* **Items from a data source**
######
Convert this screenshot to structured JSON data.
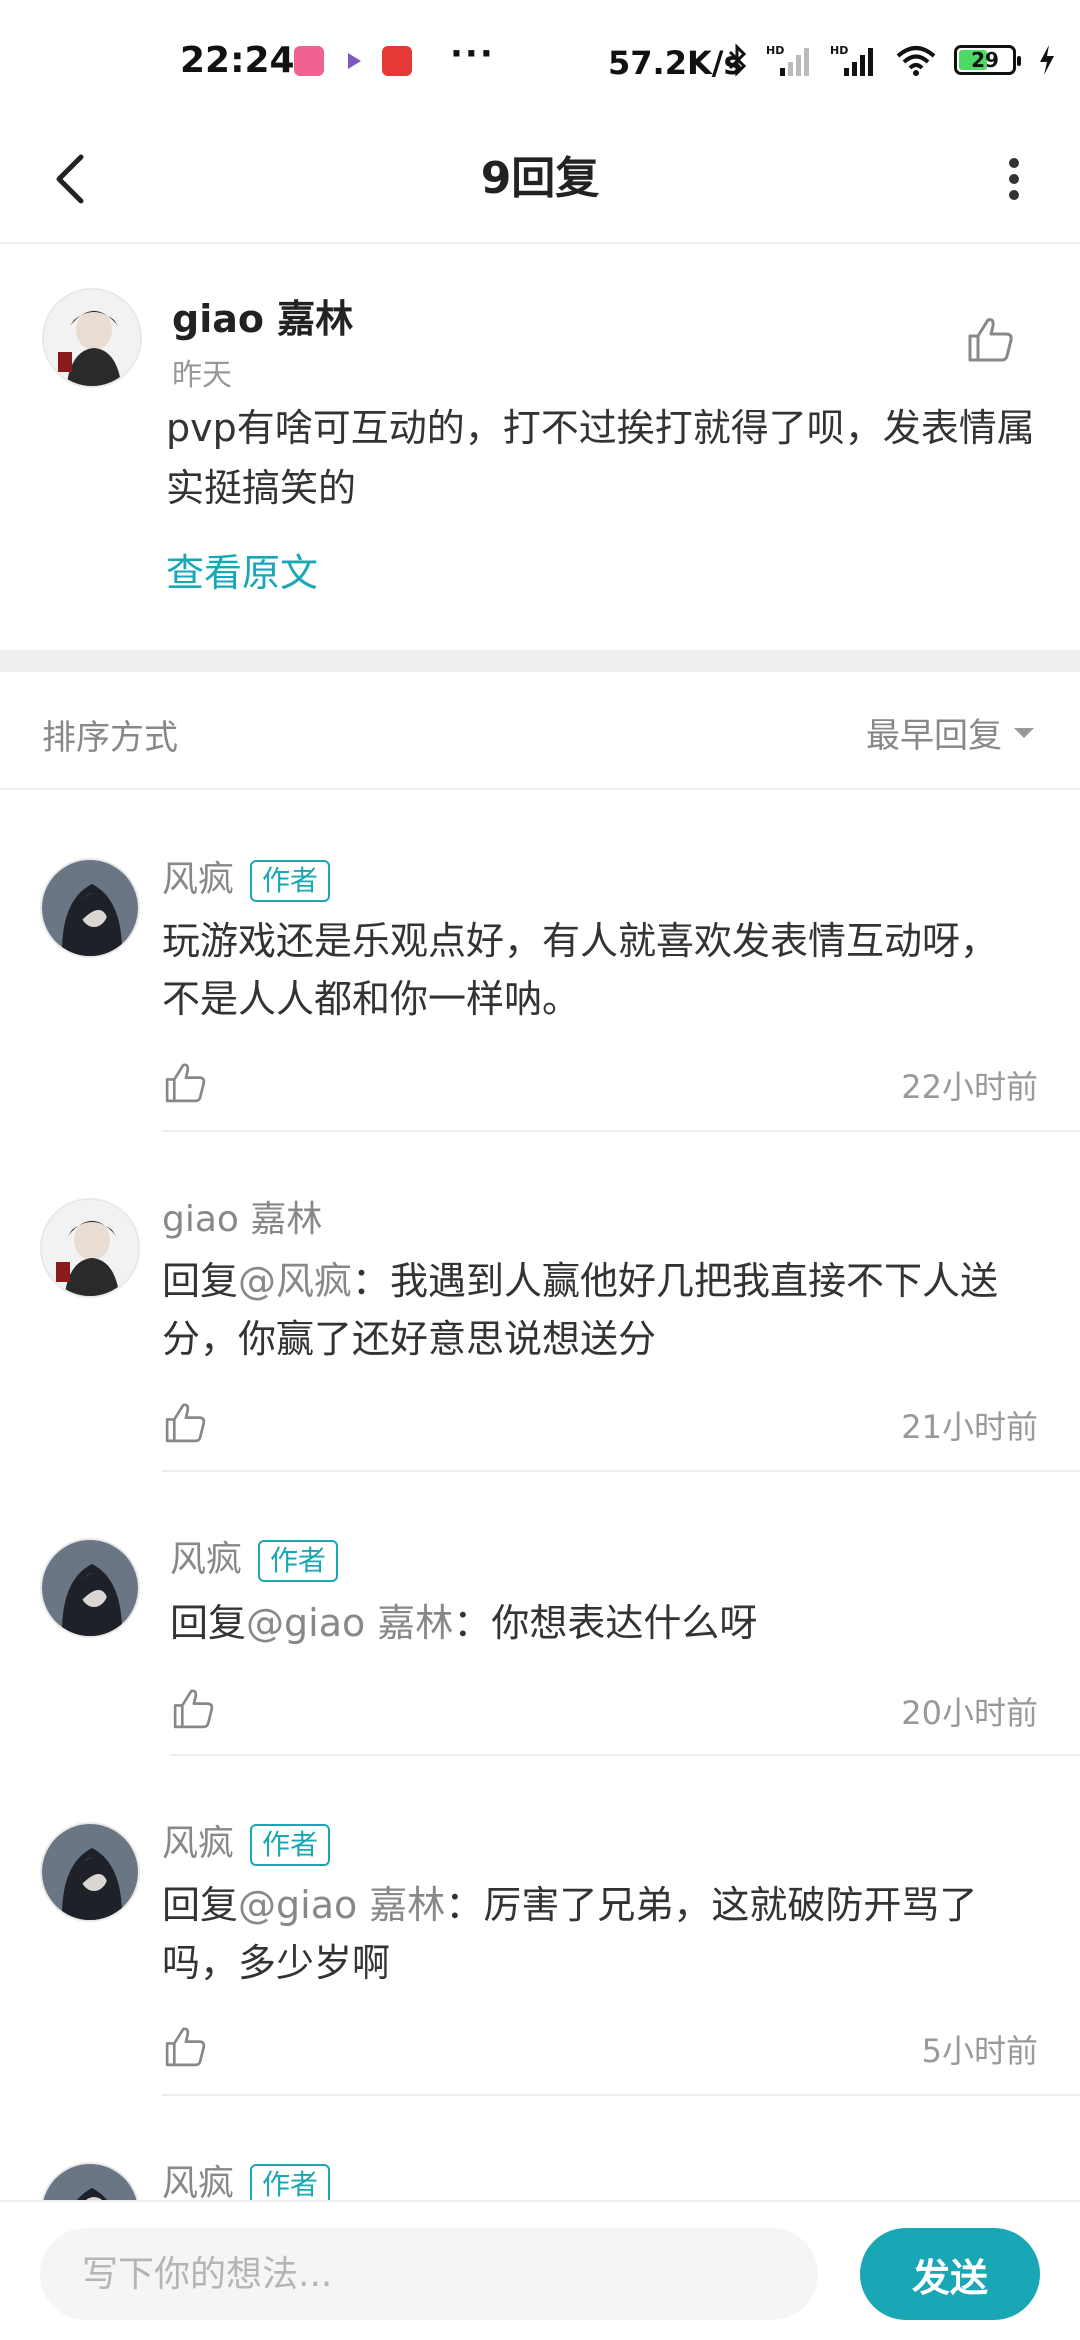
{
  "status_bar": {
    "time": "22:24",
    "net_speed": "57.2K/s",
    "battery_level": "29",
    "app_icon_colors": [
      "#f06292",
      "#e3f2fd",
      "#e53935"
    ],
    "icons": [
      "bilibili-icon",
      "video-play-icon",
      "red-app-icon",
      "bluetooth-icon",
      "hd-signal-icon",
      "hd-signal-icon",
      "wifi-icon",
      "battery-icon",
      "charging-icon"
    ]
  },
  "header": {
    "title": "9回复",
    "back_icon": "chevron-left-icon",
    "more_icon": "more-vertical-icon"
  },
  "original_post": {
    "author": "giao 嘉林",
    "time": "昨天",
    "text": "pvp有啥可互动的，打不过挨打就得了呗，发表情属实挺搞笑的",
    "view_original_label": "查看原文"
  },
  "sort": {
    "label": "排序方式",
    "value": "最早回复"
  },
  "replies": [
    {
      "author": "风疯",
      "badge": "作者",
      "prefix": "",
      "mention": "",
      "text": "玩游戏还是乐观点好，有人就喜欢发表情互动呀，不是人人都和你一样呐。",
      "time": "22小时前"
    },
    {
      "author": "giao 嘉林",
      "badge": "",
      "prefix": "回复",
      "mention": "@风疯",
      "text": "：我遇到人赢他好几把我直接不下人送分，你赢了还好意思说想送分",
      "time": "21小时前"
    },
    {
      "author": "风疯",
      "badge": "作者",
      "prefix": "回复",
      "mention": "@giao 嘉林",
      "text": "：你想表达什么呀",
      "time": "20小时前"
    },
    {
      "author": "风疯",
      "badge": "作者",
      "prefix": "回复",
      "mention": "@giao 嘉林",
      "text": "：厉害了兄弟，这就破防开骂了吗，多少岁啊",
      "time": "5小时前"
    },
    {
      "author": "风疯",
      "badge": "作者"
    }
  ],
  "composer": {
    "placeholder": "写下你的想法...",
    "send_label": "发送"
  },
  "colors": {
    "accent": "#1aa7b5",
    "muted_text": "#888888",
    "divider": "#eeeeee"
  }
}
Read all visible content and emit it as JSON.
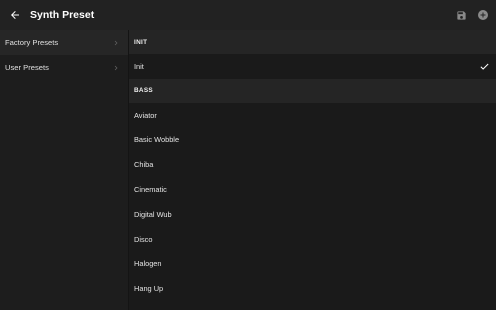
{
  "header": {
    "title": "Synth Preset",
    "back_icon": "arrow-back-icon",
    "save_icon": "save-icon",
    "add_icon": "add-circle-icon"
  },
  "sidebar": {
    "items": [
      {
        "label": "Factory Presets",
        "icon": "chevron-right-icon"
      },
      {
        "label": "User Presets",
        "icon": "chevron-right-icon"
      }
    ]
  },
  "main": {
    "sections": [
      {
        "header": "INIT",
        "presets": [
          {
            "label": "Init",
            "selected": true
          }
        ]
      },
      {
        "header": "BASS",
        "presets": [
          {
            "label": "Aviator"
          },
          {
            "label": "Basic Wobble"
          },
          {
            "label": "Chiba"
          },
          {
            "label": "Cinematic"
          },
          {
            "label": "Digital Wub"
          },
          {
            "label": "Disco"
          },
          {
            "label": "Halogen"
          },
          {
            "label": "Hang Up"
          }
        ]
      }
    ]
  },
  "colors": {
    "background": "#1a1a1a",
    "topbar": "#222222",
    "section": "#252525",
    "text": "#e6e6e6"
  }
}
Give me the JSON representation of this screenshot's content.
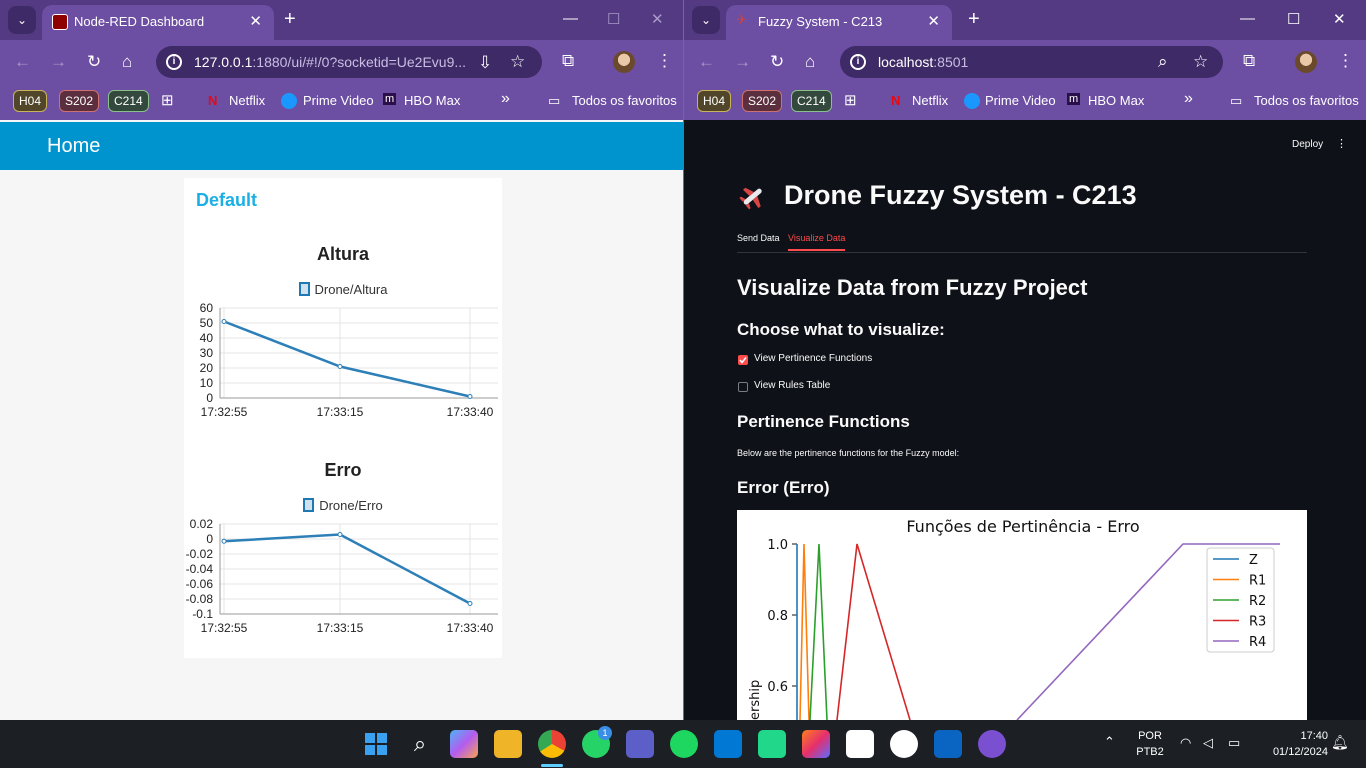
######
* **Exercise brief**
Reproduce all of the data exactly; the pictures do not belong in the copy.

* **Solution for this task**
Convert this screenshot to structured JSON data.
{
  "status_bar": {
    "time": "22:24",
    "net_speed": "57.2K/s",
    "battery_level": "29",
    "app_icon_colors": [
      "#f06292",
      "#e3f2fd",
      "#e53935"
    ],
    "icons": [
      "bilibili-icon",
      "video-play-icon",
      "red-app-icon",
      "bluetooth-icon",
      "hd-signal-icon",
      "hd-signal-icon",
      "wifi-icon",
      "battery-icon",
      "charging-icon"
    ]
  },
  "header": {
    "title": "9回复",
    "back_icon": "chevron-left-icon",
    "more_icon": "more-vertical-icon"
  },
  "original_post": {
    "author": "giao 嘉林",
    "time": "昨天",
    "text": "pvp有啥可互动的，打不过挨打就得了呗，发表情属实挺搞笑的",
    "view_original_label": "查看原文"
  },
  "sort": {
    "label": "排序方式",
    "value": "最早回复"
  },
  "replies": [
    {
      "author": "风疯",
      "badge": "作者",
      "prefix": "",
      "mention": "",
      "text": "玩游戏还是乐观点好，有人就喜欢发表情互动呀，不是人人都和你一样呐。",
      "time": "22小时前"
    },
    {
      "author": "giao 嘉林",
      "badge": "",
      "prefix": "回复",
      "mention": "@风疯",
      "text": "：我遇到人赢他好几把我直接不下人送分，你赢了还好意思说想送分",
      "time": "21小时前"
    },
    {
      "author": "风疯",
      "badge": "作者",
      "prefix": "回复",
      "mention": "@giao 嘉林",
      "text": "：你想表达什么呀",
      "time": "20小时前"
    },
    {
      "author": "风疯",
      "badge": "作者",
      "prefix": "回复",
      "mention": "@giao 嘉林",
      "text": "：厉害了兄弟，这就破防开骂了吗，多少岁啊",
      "time": "5小时前"
    },
    {
      "author": "风疯",
      "badge": "作者"
    }
  ],
  "composer": {
    "placeholder": "写下你的想法...",
    "send_label": "发送"
  },
  "colors": {
    "accent": "#1aa7b5",
    "muted_text": "#888888",
    "divider": "#eeeeee"
  }
}
Read all visible content and emit it as JSON.
{
  "header": {
    "title": "Synth Preset",
    "back_icon": "arrow-back-icon",
    "save_icon": "save-icon",
    "add_icon": "add-circle-icon"
  },
  "sidebar": {
    "items": [
      {
        "label": "Factory Presets",
        "icon": "chevron-right-icon"
      },
      {
        "label": "User Presets",
        "icon": "chevron-right-icon"
      }
    ]
  },
  "main": {
    "sections": [
      {
        "header": "INIT",
        "presets": [
          {
            "label": "Init",
            "selected": true
          }
        ]
      },
      {
        "header": "BASS",
        "presets": [
          {
            "label": "Aviator"
          },
          {
            "label": "Basic Wobble"
          },
          {
            "label": "Chiba"
          },
          {
            "label": "Cinematic"
          },
          {
            "label": "Digital Wub"
          },
          {
            "label": "Disco"
          },
          {
            "label": "Halogen"
          },
          {
            "label": "Hang Up"
          }
        ]
      }
    ]
  },
  "colors": {
    "background": "#1a1a1a",
    "topbar": "#222222",
    "section": "#252525",
    "text": "#e6e6e6"
  }
}
Give me the JSON representation of this screenshot's content.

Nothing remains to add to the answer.